● Exercise description: Your task is to give the listing below back word for word, pictures excluded.

>>>

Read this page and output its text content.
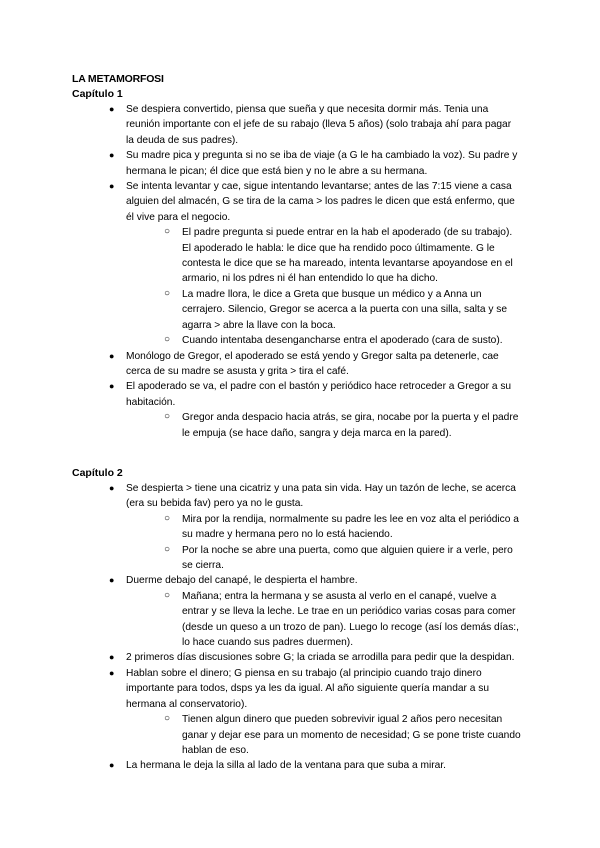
LA METAMORFOSI
Capítulo 1
● Se despiera convertido, piensa que sueña y que necesita dormir más. Tenia una reunión importante con el jefe de su rabajo (lleva 5 años) (solo trabaja ahí para pagar la deuda de sus padres).
● Su madre pica y pregunta si no se iba de viaje (a G le ha cambiado la voz). Su padre y hermana le pican; él dice que está bien y no le abre a su hermana.
● Se intenta levantar y cae, sigue intentando levantarse; antes de las 7:15 viene a casa alguien del almacén, G se tira de la cama > los padres le dicen que está enfermo, que él vive para el negocio.
○ El padre pregunta si puede entrar en la hab el apoderado (de su trabajo). El apoderado le habla: le dice que ha rendido poco últimamente. G le contesta le dice que se ha mareado, intenta levantarse apoyandose en el armario, ni los pdres ni él han entendido lo que ha dicho.
○ La madre llora, le dice a Greta que busque un médico y a Anna un cerrajero. Silencio, Gregor se acerca a la puerta con una silla, salta y se agarra > abre la llave con la boca.
○ Cuando intentaba desengancharse entra el apoderado (cara de susto).
● Monólogo de Gregor, el apoderado se está yendo y Gregor salta pa detenerle, cae cerca de su madre se asusta y grita > tira el café.
● El apoderado se va, el padre con el bastón y periódico hace retroceder a Gregor a su habitación.
○ Gregor anda despacio hacia atrás, se gira, nocabe por la puerta y el padre le empuja (se hace daño, sangra y deja marca en la pared).
Capítulo 2
● Se despierta > tiene una cicatriz y una pata sin vida. Hay un tazón de leche, se acerca (era su bebida fav) pero ya no le gusta.
○ Mira por la rendija, normalmente su padre les lee en voz alta el periódico a su madre y hermana pero no lo está haciendo.
○ Por la noche se abre una puerta, como que alguien quiere ir a verle, pero se cierra.
● Duerme debajo del canapé, le despierta el hambre.
○ Mañana; entra la hermana y se asusta al verlo en el canapé, vuelve a entrar y se lleva la leche. Le trae en un periódico varias cosas para comer (desde un queso a un trozo de pan). Luego lo recoge (así los demás días:, lo hace cuando sus padres duermen).
● 2 primeros días discusiones sobre G; la criada se arrodilla para pedir que la despidan.
● Hablan sobre el dinero; G piensa en su trabajo (al principio cuando trajo dinero importante para todos, dsps ya les da igual. Al año siguiente quería mandar a su hermana al conservatorio).
○ Tienen algun dinero que pueden sobrevivir igual 2 años pero necesitan ganar y dejar ese para un momento de necesidad; G se pone triste cuando hablan de eso.
● La hermana le deja la silla al lado de la ventana para que suba a mirar.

<<<

● Task result:
Read this page and output its text content.
LA METAMORFOSI
Capítulo 1
● Se despiera convertido, piensa que sueña y que necesita dormir más. Tenia una reunión importante con el jefe de su rabajo (lleva 5 años) (solo trabaja ahí para pagar la deuda de sus padres).
● Su madre pica y pregunta si no se iba de viaje (a G le ha cambiado la voz). Su padre y hermana le pican; él dice que está bien y no le abre a su hermana.
● Se intenta levantar y cae, sigue intentando levantarse; antes de las 7:15 viene a casa alguien del almacén, G se tira de la cama > los padres le dicen que está enfermo, que él vive para el negocio.
○ El padre pregunta si puede entrar en la hab el apoderado (de su trabajo). El apoderado le habla: le dice que ha rendido poco últimamente. G le contesta le dice que se ha mareado, intenta levantarse apoyandose en el armario, ni los pdres ni él han entendido lo que ha dicho.
○ La madre llora, le dice a Greta que busque un médico y a Anna un cerrajero. Silencio, Gregor se acerca a la puerta con una silla, salta y se agarra > abre la llave con la boca.
○ Cuando intentaba desengancharse entra el apoderado (cara de susto).
● Monólogo de Gregor, el apoderado se está yendo y Gregor salta pa detenerle, cae cerca de su madre se asusta y grita > tira el café.
● El apoderado se va, el padre con el bastón y periódico hace retroceder a Gregor a su habitación.
○ Gregor anda despacio hacia atrás, se gira, nocabe por la puerta y el padre le empuja (se hace daño, sangra y deja marca en la pared).
Capítulo 2
● Se despierta > tiene una cicatriz y una pata sin vida. Hay un tazón de leche, se acerca (era su bebida fav) pero ya no le gusta.
○ Mira por la rendija, normalmente su padre les lee en voz alta el periódico a su madre y hermana pero no lo está haciendo.
○ Por la noche se abre una puerta, como que alguien quiere ir a verle, pero se cierra.
● Duerme debajo del canapé, le despierta el hambre.
○ Mañana; entra la hermana y se asusta al verlo en el canapé, vuelve a entrar y se lleva la leche. Le trae en un periódico varias cosas para comer (desde un queso a un trozo de pan). Luego lo recoge (así los demás días:, lo hace cuando sus padres duermen).
● 2 primeros días discusiones sobre G; la criada se arrodilla para pedir que la despidan.
● Hablan sobre el dinero; G piensa en su trabajo (al principio cuando trajo dinero importante para todos, dsps ya les da igual. Al año siguiente quería mandar a su hermana al conservatorio).
○ Tienen algun dinero que pueden sobrevivir igual 2 años pero necesitan ganar y dejar ese para un momento de necesidad; G se pone triste cuando hablan de eso.
● La hermana le deja la silla al lado de la ventana para que suba a mirar.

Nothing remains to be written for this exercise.